* _DIRECTIONS_
Please restate each entry below, word for word.

* _EXTRACTED MATERIAL_
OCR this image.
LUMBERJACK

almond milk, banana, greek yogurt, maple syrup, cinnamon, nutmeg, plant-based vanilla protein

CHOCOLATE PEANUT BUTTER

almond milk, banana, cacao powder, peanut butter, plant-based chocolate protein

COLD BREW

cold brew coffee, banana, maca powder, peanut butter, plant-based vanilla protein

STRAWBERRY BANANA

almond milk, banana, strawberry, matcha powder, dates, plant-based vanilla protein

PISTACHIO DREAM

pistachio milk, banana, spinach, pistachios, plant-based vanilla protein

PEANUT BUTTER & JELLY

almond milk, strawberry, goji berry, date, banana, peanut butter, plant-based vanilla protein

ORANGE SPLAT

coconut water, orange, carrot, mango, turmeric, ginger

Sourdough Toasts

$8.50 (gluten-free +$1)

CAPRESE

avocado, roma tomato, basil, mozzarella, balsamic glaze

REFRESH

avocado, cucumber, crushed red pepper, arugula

* _ANSWER BOX_
OCR this image.
LUMBERJACK

almond milk, banana, greek yogurt, maple syrup, cinnamon, nutmeg, plant-based vanilla protein

CHOCOLATE PEANUT BUTTER

almond milk, banana, cacao powder, peanut butter, plant-based chocolate protein

COLD BREW

cold brew coffee, banana, maca powder, peanut butter, plant-based vanilla protein

STRAWBERRY BANANA

almond milk, banana, strawberry, matcha powder, dates, plant-based vanilla protein

PISTACHIO DREAM

pistachio milk, banana, spinach, pistachios, plant-based vanilla protein

PEANUT BUTTER & JELLY

almond milk, strawberry, goji berry, date, banana, peanut butter, plant-based vanilla protein

ORANGE SPLAT

coconut water, orange, carrot, mango, turmeric, ginger

Sourdough Toasts

$8.50 (gluten-free +$1)

CAPRESE

avocado, roma tomato, basil, mozzarella, balsamic glaze

REFRESH

avocado, cucumber, crushed red pepper, arugula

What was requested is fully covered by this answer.